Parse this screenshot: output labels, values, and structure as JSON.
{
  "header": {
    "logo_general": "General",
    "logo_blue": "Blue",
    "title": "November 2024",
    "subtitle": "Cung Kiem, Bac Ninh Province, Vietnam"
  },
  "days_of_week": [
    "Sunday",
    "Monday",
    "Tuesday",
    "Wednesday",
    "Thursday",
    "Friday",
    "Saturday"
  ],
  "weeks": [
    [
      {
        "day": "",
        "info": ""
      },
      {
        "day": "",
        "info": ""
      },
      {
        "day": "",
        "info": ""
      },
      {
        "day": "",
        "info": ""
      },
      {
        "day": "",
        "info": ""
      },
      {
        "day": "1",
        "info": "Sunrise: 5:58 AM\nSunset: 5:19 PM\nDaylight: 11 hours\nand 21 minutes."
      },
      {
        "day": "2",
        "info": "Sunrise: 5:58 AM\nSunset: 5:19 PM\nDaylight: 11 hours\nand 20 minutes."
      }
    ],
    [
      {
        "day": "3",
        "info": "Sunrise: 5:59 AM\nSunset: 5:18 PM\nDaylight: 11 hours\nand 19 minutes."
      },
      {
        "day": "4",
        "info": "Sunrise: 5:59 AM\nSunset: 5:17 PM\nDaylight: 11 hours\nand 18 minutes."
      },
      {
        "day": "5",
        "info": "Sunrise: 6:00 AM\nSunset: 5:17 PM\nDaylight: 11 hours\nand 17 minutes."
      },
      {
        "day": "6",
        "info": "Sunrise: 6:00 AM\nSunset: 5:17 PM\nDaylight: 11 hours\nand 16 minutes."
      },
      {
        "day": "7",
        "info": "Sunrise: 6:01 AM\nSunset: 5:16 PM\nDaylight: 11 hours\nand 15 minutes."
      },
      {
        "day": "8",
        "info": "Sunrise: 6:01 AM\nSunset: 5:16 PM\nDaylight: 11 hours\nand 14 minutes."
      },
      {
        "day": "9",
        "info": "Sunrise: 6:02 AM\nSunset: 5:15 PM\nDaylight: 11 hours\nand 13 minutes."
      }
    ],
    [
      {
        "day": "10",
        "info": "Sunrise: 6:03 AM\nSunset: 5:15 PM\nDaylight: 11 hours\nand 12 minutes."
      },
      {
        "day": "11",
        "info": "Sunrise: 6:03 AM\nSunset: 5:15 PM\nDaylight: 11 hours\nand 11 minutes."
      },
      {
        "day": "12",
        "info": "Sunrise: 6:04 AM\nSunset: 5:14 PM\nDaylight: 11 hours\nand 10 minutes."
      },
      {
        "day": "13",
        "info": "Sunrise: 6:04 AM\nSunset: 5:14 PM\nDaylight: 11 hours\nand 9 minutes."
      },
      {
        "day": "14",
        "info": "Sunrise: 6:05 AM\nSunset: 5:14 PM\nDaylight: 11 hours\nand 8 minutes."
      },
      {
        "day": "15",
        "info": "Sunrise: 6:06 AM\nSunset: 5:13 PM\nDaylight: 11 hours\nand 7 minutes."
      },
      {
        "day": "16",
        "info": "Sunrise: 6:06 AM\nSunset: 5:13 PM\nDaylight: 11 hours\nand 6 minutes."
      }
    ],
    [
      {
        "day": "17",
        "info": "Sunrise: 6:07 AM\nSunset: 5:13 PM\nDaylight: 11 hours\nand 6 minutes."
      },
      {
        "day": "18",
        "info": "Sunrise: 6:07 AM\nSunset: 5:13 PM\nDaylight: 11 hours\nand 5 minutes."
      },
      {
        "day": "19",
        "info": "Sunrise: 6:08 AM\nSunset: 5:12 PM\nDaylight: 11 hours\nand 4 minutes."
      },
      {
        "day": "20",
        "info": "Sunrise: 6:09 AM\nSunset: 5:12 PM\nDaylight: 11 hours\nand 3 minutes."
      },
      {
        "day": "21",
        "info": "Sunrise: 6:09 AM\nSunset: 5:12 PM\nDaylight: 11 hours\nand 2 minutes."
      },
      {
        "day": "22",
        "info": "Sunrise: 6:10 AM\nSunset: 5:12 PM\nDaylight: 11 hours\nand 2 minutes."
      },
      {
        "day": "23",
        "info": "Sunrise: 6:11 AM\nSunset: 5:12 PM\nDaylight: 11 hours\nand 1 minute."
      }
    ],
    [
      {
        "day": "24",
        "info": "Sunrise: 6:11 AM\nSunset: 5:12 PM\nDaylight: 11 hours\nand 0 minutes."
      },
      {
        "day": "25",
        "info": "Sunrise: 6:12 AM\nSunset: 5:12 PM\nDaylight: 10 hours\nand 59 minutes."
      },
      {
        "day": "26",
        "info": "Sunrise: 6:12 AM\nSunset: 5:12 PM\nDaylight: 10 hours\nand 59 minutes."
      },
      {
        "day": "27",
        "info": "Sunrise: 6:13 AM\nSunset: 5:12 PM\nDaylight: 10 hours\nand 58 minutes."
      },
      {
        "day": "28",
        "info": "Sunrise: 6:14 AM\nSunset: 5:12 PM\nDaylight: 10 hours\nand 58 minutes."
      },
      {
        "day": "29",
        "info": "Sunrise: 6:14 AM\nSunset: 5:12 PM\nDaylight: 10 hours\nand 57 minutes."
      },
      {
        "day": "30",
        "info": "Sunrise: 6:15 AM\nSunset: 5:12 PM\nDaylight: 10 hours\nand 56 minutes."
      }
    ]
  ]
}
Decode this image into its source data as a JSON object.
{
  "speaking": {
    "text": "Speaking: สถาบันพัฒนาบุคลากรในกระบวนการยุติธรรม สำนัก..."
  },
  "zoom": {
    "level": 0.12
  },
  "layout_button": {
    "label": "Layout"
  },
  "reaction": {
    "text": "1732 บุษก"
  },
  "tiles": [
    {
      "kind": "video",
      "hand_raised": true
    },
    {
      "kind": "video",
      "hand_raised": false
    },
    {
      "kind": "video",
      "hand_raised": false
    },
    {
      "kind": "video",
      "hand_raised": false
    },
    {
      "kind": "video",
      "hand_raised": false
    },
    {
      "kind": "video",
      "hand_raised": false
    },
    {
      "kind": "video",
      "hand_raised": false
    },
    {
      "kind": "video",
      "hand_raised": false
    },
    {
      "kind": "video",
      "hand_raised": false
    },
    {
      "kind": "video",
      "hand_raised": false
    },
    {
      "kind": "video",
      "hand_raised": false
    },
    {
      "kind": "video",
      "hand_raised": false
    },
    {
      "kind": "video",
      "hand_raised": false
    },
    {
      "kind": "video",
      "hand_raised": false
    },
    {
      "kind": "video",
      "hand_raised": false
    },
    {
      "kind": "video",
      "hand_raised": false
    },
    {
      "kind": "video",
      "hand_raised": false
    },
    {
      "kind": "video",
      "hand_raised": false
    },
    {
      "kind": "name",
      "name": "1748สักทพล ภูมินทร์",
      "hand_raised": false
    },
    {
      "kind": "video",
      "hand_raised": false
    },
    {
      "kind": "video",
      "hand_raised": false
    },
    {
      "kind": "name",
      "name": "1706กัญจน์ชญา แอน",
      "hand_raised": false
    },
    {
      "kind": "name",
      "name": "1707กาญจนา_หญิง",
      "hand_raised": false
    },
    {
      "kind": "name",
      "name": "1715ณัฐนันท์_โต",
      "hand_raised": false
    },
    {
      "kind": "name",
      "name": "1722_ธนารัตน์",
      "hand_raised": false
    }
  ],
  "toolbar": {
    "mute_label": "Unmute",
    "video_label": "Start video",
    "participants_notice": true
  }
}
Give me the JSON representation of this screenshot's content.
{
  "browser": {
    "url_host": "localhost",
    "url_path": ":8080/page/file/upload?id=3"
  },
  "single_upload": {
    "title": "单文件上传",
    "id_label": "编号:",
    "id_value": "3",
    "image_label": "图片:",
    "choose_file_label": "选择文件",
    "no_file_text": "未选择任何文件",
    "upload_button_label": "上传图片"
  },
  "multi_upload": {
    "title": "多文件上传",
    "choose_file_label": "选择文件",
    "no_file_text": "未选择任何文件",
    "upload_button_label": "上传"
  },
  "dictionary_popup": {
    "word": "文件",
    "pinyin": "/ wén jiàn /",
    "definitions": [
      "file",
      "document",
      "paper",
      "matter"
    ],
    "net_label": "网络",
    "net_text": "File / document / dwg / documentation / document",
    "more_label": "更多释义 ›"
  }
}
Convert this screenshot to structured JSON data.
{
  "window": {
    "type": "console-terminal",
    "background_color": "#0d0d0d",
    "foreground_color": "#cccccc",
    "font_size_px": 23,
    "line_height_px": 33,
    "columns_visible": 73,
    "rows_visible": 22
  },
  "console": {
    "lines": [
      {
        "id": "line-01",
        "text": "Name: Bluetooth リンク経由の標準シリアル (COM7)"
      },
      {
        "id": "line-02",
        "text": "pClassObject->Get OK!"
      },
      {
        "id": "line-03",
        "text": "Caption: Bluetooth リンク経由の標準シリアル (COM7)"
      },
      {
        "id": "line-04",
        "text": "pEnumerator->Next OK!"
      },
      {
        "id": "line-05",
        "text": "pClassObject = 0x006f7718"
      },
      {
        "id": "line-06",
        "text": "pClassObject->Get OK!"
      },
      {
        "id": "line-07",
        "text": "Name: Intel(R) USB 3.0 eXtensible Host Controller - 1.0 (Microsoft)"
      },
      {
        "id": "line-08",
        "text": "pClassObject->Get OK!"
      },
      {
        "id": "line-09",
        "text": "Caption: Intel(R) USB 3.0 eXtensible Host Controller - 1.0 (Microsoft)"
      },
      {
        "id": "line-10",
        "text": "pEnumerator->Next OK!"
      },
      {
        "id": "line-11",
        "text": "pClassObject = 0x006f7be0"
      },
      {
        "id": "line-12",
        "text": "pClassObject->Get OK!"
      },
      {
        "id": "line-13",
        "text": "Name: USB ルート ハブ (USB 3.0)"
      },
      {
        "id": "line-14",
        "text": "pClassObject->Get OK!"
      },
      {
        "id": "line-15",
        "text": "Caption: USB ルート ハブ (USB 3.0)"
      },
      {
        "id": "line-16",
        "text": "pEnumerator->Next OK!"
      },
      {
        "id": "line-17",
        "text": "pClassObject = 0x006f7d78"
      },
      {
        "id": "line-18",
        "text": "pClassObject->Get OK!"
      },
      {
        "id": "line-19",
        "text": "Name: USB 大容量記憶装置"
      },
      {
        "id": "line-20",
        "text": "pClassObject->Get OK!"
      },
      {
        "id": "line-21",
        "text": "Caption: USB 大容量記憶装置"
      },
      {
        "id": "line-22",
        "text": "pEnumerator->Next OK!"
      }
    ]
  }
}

▶ _Description of the task_
Find every line in the records that contains the word "eXtensible"; copy those lines.

▶ _Response to the exercise_
        "text": "Name: Intel(R) USB 3.0 eXtensible Host Controller - 1.0 (Microsoft)"
        "text": "Caption: Intel(R) USB 3.0 eXtensible Host Controller - 1.0 (Microsoft)"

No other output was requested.